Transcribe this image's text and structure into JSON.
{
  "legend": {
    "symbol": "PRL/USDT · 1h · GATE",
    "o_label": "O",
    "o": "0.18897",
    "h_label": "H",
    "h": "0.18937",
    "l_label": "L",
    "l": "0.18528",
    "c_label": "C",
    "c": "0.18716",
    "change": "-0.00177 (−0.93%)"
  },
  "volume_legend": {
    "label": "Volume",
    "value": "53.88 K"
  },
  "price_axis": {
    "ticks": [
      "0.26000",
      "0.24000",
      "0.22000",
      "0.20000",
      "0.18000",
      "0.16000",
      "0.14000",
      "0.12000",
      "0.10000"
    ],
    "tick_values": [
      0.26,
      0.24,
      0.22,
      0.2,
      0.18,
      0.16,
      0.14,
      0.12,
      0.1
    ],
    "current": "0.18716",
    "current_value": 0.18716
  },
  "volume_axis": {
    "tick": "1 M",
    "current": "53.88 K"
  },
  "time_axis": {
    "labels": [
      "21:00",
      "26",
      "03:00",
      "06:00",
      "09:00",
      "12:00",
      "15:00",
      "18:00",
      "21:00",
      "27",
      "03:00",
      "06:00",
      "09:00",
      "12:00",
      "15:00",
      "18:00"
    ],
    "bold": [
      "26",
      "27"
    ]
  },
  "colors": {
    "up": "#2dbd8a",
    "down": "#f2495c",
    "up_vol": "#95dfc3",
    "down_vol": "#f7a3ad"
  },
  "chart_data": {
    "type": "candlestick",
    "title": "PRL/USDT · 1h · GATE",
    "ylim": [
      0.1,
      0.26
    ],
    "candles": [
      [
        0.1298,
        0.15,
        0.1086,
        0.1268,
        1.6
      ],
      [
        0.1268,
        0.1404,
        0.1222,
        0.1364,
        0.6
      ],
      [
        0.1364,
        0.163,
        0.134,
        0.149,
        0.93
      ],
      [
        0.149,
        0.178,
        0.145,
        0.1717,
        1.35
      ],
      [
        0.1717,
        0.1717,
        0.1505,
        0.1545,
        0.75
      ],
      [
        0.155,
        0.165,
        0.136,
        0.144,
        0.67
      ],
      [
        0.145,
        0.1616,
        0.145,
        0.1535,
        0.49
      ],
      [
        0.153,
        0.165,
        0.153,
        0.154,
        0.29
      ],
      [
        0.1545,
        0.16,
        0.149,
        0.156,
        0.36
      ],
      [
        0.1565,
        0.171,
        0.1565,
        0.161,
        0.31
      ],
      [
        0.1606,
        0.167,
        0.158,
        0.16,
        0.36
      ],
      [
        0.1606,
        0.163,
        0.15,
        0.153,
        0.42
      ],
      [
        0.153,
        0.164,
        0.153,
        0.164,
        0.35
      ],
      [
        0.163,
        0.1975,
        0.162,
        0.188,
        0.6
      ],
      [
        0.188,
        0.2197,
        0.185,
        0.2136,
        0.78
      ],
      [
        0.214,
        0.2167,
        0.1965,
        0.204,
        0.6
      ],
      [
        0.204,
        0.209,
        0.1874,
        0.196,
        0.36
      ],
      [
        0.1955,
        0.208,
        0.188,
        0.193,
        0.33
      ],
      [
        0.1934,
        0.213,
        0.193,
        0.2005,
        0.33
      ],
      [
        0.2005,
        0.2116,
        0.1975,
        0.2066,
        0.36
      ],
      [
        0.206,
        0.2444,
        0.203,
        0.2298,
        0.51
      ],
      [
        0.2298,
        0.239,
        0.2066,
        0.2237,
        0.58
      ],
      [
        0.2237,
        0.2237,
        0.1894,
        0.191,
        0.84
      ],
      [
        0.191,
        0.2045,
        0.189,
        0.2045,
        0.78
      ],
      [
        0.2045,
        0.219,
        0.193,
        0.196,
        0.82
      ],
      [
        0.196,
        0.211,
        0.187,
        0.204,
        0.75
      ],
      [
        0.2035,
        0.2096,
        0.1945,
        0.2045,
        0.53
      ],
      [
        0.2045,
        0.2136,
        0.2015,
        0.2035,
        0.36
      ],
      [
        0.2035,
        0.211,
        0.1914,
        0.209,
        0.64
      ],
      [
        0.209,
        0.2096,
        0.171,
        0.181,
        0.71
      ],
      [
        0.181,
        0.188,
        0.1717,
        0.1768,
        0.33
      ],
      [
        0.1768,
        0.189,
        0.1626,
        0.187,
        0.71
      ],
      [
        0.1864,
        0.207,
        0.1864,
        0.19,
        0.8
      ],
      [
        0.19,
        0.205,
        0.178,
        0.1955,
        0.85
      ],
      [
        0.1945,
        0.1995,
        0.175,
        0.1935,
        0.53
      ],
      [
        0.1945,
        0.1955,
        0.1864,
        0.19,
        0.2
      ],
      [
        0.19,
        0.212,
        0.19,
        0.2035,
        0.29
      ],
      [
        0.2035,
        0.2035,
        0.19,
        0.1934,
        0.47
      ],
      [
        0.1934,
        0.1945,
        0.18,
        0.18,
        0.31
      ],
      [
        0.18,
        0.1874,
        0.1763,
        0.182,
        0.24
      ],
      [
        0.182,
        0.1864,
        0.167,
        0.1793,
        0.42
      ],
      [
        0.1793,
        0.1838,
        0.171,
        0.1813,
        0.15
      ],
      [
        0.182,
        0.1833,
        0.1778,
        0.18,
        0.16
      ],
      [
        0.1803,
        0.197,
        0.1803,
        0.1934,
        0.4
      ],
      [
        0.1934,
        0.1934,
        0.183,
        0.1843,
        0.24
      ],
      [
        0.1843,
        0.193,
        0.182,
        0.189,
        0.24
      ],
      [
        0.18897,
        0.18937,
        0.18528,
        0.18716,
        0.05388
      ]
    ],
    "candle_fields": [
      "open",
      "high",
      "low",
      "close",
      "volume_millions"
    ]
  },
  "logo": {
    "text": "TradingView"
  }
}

* * *

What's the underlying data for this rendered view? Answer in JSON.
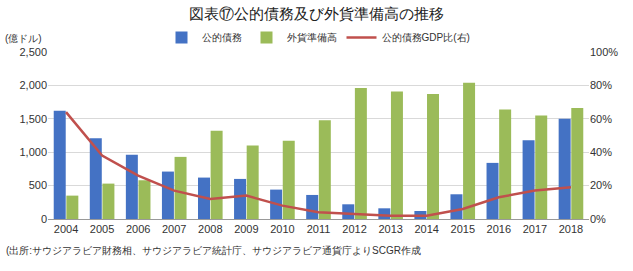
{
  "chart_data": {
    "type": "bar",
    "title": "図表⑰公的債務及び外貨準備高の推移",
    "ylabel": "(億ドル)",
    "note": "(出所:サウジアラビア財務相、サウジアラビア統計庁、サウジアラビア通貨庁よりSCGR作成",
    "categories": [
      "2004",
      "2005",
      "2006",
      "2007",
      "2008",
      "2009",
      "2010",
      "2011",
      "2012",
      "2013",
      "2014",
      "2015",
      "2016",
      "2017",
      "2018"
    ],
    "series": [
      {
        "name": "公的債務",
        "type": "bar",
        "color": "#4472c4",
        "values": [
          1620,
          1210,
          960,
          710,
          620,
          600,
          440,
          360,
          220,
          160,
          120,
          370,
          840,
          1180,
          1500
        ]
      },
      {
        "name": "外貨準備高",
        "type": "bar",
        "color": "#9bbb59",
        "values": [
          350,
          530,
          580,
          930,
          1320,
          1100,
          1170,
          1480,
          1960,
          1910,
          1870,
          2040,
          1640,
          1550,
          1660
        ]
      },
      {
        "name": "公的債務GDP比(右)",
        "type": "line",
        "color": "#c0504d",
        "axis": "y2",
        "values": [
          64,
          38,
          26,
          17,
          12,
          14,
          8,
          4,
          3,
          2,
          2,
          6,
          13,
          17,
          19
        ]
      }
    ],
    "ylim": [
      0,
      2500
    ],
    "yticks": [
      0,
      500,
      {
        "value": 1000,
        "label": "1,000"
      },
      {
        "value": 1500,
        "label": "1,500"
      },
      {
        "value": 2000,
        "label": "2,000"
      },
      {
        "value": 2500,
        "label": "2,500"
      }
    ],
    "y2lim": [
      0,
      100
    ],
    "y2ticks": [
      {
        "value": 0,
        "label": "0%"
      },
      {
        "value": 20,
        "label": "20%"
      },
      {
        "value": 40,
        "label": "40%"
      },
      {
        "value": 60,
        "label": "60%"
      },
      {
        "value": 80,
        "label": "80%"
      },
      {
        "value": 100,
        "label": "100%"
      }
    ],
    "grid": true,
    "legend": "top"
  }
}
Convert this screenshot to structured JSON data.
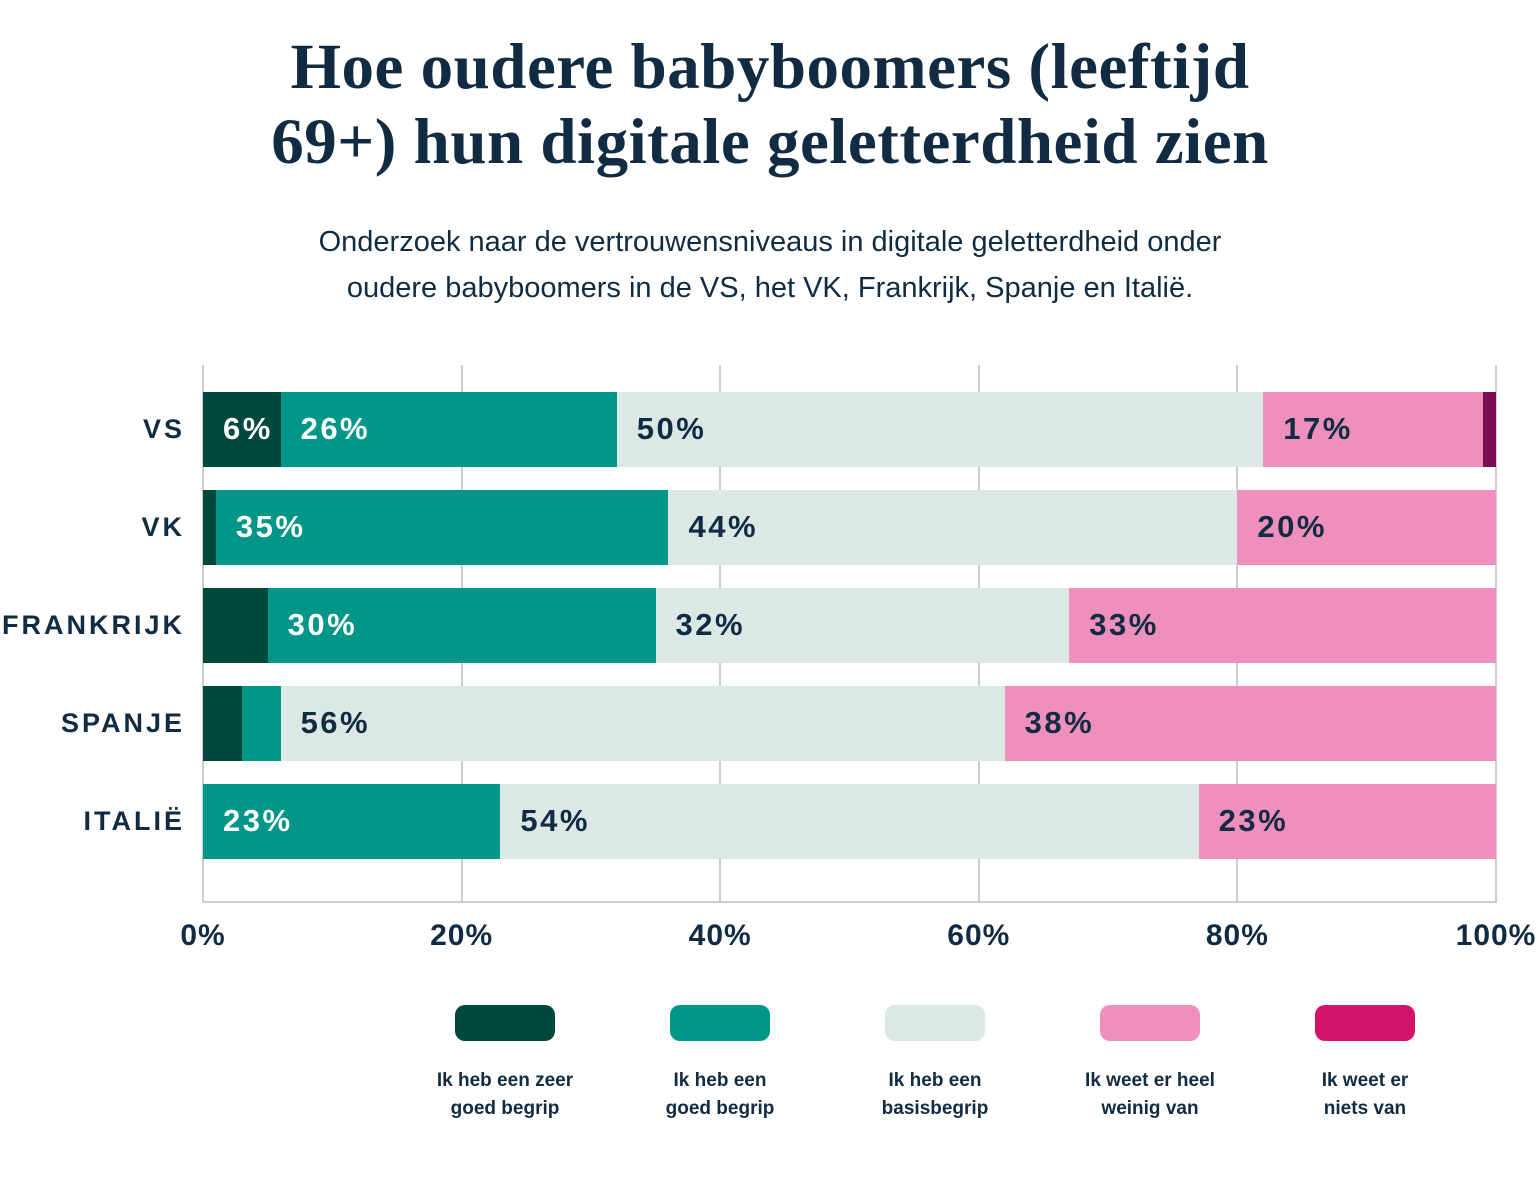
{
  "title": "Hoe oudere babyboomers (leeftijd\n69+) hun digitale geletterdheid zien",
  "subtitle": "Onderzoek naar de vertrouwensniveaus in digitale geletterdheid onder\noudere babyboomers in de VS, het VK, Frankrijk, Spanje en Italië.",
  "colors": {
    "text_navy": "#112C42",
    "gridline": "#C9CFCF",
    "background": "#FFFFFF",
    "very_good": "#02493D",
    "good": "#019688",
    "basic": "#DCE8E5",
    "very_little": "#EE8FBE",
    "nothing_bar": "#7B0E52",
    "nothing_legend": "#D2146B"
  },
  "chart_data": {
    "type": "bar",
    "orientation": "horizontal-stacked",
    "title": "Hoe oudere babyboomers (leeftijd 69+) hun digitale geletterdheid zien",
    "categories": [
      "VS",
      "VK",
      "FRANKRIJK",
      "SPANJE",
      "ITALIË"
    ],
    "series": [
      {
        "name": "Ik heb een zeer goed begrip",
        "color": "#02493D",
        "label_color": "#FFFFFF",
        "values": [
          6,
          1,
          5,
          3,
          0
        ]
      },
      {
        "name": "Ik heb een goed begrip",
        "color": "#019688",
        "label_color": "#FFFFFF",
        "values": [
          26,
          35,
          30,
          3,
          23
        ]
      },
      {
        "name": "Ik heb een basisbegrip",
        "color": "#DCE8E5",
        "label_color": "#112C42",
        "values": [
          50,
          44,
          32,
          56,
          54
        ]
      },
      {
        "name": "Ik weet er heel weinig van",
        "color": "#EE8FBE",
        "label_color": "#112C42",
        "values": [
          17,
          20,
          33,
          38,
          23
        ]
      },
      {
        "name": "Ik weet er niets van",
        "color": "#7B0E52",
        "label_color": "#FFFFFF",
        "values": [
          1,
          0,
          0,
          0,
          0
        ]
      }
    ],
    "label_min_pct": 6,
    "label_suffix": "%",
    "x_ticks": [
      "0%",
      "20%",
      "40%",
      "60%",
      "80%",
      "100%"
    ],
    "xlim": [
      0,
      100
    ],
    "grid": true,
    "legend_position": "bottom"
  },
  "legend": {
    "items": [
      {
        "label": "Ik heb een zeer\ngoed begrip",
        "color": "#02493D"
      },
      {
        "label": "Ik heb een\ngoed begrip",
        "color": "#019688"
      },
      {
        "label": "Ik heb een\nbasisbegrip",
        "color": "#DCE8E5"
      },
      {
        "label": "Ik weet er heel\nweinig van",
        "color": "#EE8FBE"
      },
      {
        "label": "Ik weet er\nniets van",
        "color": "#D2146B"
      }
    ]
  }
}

Task prompt: Copy every single line of the material above that holds "geletterdheid".

Answer to this task:
  "title": "Hoe oudere babyboomers (leeftijd\n69+) hun digitale geletterdheid zien",
  "subtitle": "Onderzoek naar de vertrouwensniveaus in digitale geletterdheid onder\noudere babyboomers in de VS, het VK, Frankrijk, Spanje en Italië.",
    "title": "Hoe oudere babyboomers (leeftijd 69+) hun digitale geletterdheid zien",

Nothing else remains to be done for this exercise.